# DATA SUPPLIED
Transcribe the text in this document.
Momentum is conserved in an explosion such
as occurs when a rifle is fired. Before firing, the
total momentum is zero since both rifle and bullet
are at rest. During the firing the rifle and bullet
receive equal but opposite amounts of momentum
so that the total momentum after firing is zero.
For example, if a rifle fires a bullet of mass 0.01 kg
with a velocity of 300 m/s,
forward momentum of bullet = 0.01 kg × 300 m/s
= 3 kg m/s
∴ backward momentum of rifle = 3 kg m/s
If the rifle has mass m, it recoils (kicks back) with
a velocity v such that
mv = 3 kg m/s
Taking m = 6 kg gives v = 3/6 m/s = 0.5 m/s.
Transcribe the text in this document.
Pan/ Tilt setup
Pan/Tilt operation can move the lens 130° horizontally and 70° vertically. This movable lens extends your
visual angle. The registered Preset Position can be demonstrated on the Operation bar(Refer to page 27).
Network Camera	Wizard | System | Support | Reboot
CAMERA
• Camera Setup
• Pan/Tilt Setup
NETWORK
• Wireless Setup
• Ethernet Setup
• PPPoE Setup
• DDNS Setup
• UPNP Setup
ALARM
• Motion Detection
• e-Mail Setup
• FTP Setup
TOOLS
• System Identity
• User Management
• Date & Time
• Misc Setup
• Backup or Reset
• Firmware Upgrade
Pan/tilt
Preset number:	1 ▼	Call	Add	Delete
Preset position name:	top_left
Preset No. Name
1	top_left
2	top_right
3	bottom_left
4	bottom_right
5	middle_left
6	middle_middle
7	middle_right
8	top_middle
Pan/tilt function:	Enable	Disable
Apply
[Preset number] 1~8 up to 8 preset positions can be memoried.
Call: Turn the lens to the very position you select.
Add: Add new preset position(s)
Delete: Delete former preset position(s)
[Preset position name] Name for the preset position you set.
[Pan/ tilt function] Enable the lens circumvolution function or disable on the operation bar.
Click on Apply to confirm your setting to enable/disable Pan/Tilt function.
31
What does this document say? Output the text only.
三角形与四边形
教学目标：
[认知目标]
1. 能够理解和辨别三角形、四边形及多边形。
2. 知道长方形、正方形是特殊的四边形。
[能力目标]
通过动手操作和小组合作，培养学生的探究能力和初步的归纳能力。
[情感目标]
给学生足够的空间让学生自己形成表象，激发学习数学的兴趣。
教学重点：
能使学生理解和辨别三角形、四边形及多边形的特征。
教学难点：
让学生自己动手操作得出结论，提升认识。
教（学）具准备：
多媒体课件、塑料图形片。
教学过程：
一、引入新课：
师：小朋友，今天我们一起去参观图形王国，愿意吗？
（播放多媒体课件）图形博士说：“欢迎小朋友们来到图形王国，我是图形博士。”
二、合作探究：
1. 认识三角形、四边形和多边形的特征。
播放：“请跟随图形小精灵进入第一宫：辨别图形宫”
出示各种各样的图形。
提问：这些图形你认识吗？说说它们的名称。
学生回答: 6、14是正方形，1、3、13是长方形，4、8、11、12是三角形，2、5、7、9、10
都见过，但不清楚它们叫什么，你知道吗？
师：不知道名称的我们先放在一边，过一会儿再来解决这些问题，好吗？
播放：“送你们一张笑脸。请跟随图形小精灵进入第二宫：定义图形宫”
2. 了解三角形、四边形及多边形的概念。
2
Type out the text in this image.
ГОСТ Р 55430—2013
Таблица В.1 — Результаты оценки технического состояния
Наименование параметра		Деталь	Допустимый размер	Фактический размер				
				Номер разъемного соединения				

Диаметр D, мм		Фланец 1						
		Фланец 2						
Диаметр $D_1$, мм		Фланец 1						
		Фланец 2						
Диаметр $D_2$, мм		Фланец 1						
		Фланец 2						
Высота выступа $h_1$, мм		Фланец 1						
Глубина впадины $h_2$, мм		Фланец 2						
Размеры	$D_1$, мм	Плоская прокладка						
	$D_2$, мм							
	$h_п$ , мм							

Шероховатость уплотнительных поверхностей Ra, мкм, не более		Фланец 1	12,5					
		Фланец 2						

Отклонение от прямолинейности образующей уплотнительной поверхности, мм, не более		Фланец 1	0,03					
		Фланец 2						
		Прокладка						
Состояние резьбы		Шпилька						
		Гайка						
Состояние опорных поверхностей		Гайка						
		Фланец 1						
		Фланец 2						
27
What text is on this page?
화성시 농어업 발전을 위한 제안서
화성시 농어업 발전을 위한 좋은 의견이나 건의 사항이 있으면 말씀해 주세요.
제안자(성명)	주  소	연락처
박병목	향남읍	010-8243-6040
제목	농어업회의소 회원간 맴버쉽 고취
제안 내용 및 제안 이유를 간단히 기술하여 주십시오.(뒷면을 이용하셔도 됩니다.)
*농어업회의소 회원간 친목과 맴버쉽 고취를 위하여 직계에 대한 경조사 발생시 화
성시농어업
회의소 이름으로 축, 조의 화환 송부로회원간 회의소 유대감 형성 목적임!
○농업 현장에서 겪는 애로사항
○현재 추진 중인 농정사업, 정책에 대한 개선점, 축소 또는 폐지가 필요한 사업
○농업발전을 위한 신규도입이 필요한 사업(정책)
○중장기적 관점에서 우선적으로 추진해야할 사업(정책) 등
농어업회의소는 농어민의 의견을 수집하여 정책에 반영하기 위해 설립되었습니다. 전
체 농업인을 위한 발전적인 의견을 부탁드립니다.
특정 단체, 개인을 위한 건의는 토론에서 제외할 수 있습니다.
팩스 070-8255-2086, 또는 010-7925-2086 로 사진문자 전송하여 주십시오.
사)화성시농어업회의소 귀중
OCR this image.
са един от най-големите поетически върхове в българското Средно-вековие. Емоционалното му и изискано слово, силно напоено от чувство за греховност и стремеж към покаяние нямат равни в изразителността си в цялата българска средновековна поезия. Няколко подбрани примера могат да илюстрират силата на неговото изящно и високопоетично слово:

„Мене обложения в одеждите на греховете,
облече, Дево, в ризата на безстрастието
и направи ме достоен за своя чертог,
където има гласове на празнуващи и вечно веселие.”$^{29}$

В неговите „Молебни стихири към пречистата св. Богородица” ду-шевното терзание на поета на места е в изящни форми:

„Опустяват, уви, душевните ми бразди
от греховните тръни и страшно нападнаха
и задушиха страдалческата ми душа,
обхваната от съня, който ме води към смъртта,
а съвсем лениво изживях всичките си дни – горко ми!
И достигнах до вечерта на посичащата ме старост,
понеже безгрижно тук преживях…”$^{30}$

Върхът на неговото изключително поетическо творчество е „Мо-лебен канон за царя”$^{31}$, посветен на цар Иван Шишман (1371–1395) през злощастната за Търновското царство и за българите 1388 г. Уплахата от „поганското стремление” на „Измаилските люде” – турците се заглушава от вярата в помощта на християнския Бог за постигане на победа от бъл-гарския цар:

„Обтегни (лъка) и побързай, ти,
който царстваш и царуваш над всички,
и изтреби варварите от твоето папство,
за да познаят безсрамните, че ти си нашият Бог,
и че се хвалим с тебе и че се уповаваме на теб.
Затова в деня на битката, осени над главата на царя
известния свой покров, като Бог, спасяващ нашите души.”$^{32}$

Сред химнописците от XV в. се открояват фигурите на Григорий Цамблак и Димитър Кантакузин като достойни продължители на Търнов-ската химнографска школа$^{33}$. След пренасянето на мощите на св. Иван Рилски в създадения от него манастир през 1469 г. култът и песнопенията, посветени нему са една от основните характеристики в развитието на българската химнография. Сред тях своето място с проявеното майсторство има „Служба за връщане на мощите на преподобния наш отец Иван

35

# PROBLEM DETAILS
Every line above needs to be retyped exactly.

# TASK RESULT
Transcribe the text in this document.
Momentum is conserved in an explosion such
as occurs when a rifle is fired. Before firing, the
total momentum is zero since both rifle and bullet
are at rest. During the firing the rifle and bullet
receive equal but opposite amounts of momentum
so that the total momentum after firing is zero.
For example, if a rifle fires a bullet of mass 0.01 kg
with a velocity of 300 m/s,
forward momentum of bullet = 0.01 kg × 300 m/s
= 3 kg m/s
∴ backward momentum of rifle = 3 kg m/s
If the rifle has mass m, it recoils (kicks back) with
a velocity v such that
mv = 3 kg m/s
Taking m = 6 kg gives v = 3/6 m/s = 0.5 m/s.
Transcribe the text in this document.
Pan/ Tilt setup
Pan/Tilt operation can move the lens 130° horizontally and 70° vertically. This movable lens extends your
visual angle. The registered Preset Position can be demonstrated on the Operation bar(Refer to page 27).
Network Camera	Wizard | System | Support | Reboot
CAMERA
• Camera Setup
• Pan/Tilt Setup
NETWORK
• Wireless Setup
• Ethernet Setup
• PPPoE Setup
• DDNS Setup
• UPNP Setup
ALARM
• Motion Detection
• e-Mail Setup
• FTP Setup
TOOLS
• System Identity
• User Management
• Date & Time
• Misc Setup
• Backup or Reset
• Firmware Upgrade
Pan/tilt
Preset number:	1 ▼	Call	Add	Delete
Preset position name:	top_left
Preset No. Name
1	top_left
2	top_right
3	bottom_left
4	bottom_right
5	middle_left
6	middle_middle
7	middle_right
8	top_middle
Pan/tilt function:	Enable	Disable
Apply
[Preset number] 1~8 up to 8 preset positions can be memoried.
Call: Turn the lens to the very position you select.
Add: Add new preset position(s)
Delete: Delete former preset position(s)
[Preset position name] Name for the preset position you set.
[Pan/ tilt function] Enable the lens circumvolution function or disable on the operation bar.
Click on Apply to confirm your setting to enable/disable Pan/Tilt function.
31
What does this document say? Output the text only.
三角形与四边形
教学目标：
[认知目标]
1. 能够理解和辨别三角形、四边形及多边形。
2. 知道长方形、正方形是特殊的四边形。
[能力目标]
通过动手操作和小组合作，培养学生的探究能力和初步的归纳能力。
[情感目标]
给学生足够的空间让学生自己形成表象，激发学习数学的兴趣。
教学重点：
能使学生理解和辨别三角形、四边形及多边形的特征。
教学难点：
让学生自己动手操作得出结论，提升认识。
教（学）具准备：
多媒体课件、塑料图形片。
教学过程：
一、引入新课：
师：小朋友，今天我们一起去参观图形王国，愿意吗？
（播放多媒体课件）图形博士说：“欢迎小朋友们来到图形王国，我是图形博士。”
二、合作探究：
1. 认识三角形、四边形和多边形的特征。
播放：“请跟随图形小精灵进入第一宫：辨别图形宫”
出示各种各样的图形。
提问：这些图形你认识吗？说说它们的名称。
学生回答: 6、14是正方形，1、3、13是长方形，4、8、11、12是三角形，2、5、7、9、10
都见过，但不清楚它们叫什么，你知道吗？
师：不知道名称的我们先放在一边，过一会儿再来解决这些问题，好吗？
播放：“送你们一张笑脸。请跟随图形小精灵进入第二宫：定义图形宫”
2. 了解三角形、四边形及多边形的概念。
2
Type out the text in this image.
ГОСТ Р 55430—2013
Таблица В.1 — Результаты оценки технического состояния
Наименование параметра		Деталь	Допустимый размер	Фактический размер				
				Номер разъемного соединения				

Диаметр D, мм		Фланец 1						
		Фланец 2						
Диаметр $D_1$, мм		Фланец 1						
		Фланец 2						
Диаметр $D_2$, мм		Фланец 1						
		Фланец 2						
Высота выступа $h_1$, мм		Фланец 1						
Глубина впадины $h_2$, мм		Фланец 2						
Размеры	$D_1$, мм	Плоская прокладка						
	$D_2$, мм							
	$h_п$ , мм							

Шероховатость уплотнительных поверхностей Ra, мкм, не более		Фланец 1	12,5					
		Фланец 2						

Отклонение от прямолинейности образующей уплотнительной поверхности, мм, не более		Фланец 1	0,03					
		Фланец 2						
		Прокладка						
Состояние резьбы		Шпилька						
		Гайка						
Состояние опорных поверхностей		Гайка						
		Фланец 1						
		Фланец 2						
27
What text is on this page?
화성시 농어업 발전을 위한 제안서
화성시 농어업 발전을 위한 좋은 의견이나 건의 사항이 있으면 말씀해 주세요.
제안자(성명)	주  소	연락처
박병목	향남읍	010-8243-6040
제목	농어업회의소 회원간 맴버쉽 고취
제안 내용 및 제안 이유를 간단히 기술하여 주십시오.(뒷면을 이용하셔도 됩니다.)
*농어업회의소 회원간 친목과 맴버쉽 고취를 위하여 직계에 대한 경조사 발생시 화
성시농어업
회의소 이름으로 축, 조의 화환 송부로회원간 회의소 유대감 형성 목적임!
○농업 현장에서 겪는 애로사항
○현재 추진 중인 농정사업, 정책에 대한 개선점, 축소 또는 폐지가 필요한 사업
○농업발전을 위한 신규도입이 필요한 사업(정책)
○중장기적 관점에서 우선적으로 추진해야할 사업(정책) 등
농어업회의소는 농어민의 의견을 수집하여 정책에 반영하기 위해 설립되었습니다. 전
체 농업인을 위한 발전적인 의견을 부탁드립니다.
특정 단체, 개인을 위한 건의는 토론에서 제외할 수 있습니다.
팩스 070-8255-2086, 또는 010-7925-2086 로 사진문자 전송하여 주십시오.
사)화성시농어업회의소 귀중
OCR this image.
са един от най-големите поетически върхове в българското Средно-вековие. Емоционалното му и изискано слово, силно напоено от чувство за греховност и стремеж към покаяние нямат равни в изразителността си в цялата българска средновековна поезия. Няколко подбрани примера могат да илюстрират силата на неговото изящно и високопоетично слово:

„Мене обложения в одеждите на греховете,
облече, Дево, в ризата на безстрастието
и направи ме достоен за своя чертог,
където има гласове на празнуващи и вечно веселие.”$^{29}$

В неговите „Молебни стихири към пречистата св. Богородица” ду-шевното терзание на поета на места е в изящни форми:

„Опустяват, уви, душевните ми бразди
от греховните тръни и страшно нападнаха
и задушиха страдалческата ми душа,
обхваната от съня, който ме води към смъртта,
а съвсем лениво изживях всичките си дни – горко ми!
И достигнах до вечерта на посичащата ме старост,
понеже безгрижно тук преживях…”$^{30}$

Върхът на неговото изключително поетическо творчество е „Мо-лебен канон за царя”$^{31}$, посветен на цар Иван Шишман (1371–1395) през злощастната за Търновското царство и за българите 1388 г. Уплахата от „поганското стремление” на „Измаилските люде” – турците се заглушава от вярата в помощта на християнския Бог за постигане на победа от бъл-гарския цар:

„Обтегни (лъка) и побързай, ти,
който царстваш и царуваш над всички,
и изтреби варварите от твоето папство,
за да познаят безсрамните, че ти си нашият Бог,
и че се хвалим с тебе и че се уповаваме на теб.
Затова в деня на битката, осени над главата на царя
известния свой покров, като Бог, спасяващ нашите души.”$^{32}$

Сред химнописците от XV в. се открояват фигурите на Григорий Цамблак и Димитър Кантакузин като достойни продължители на Търнов-ската химнографска школа$^{33}$. След пренасянето на мощите на св. Иван Рилски в създадения от него манастир през 1469 г. култът и песнопенията, посветени нему са една от основните характеристики в развитието на българската химнография. Сред тях своето място с проявеното майсторство има „Служба за връщане на мощите на преподобния наш отец Иван

35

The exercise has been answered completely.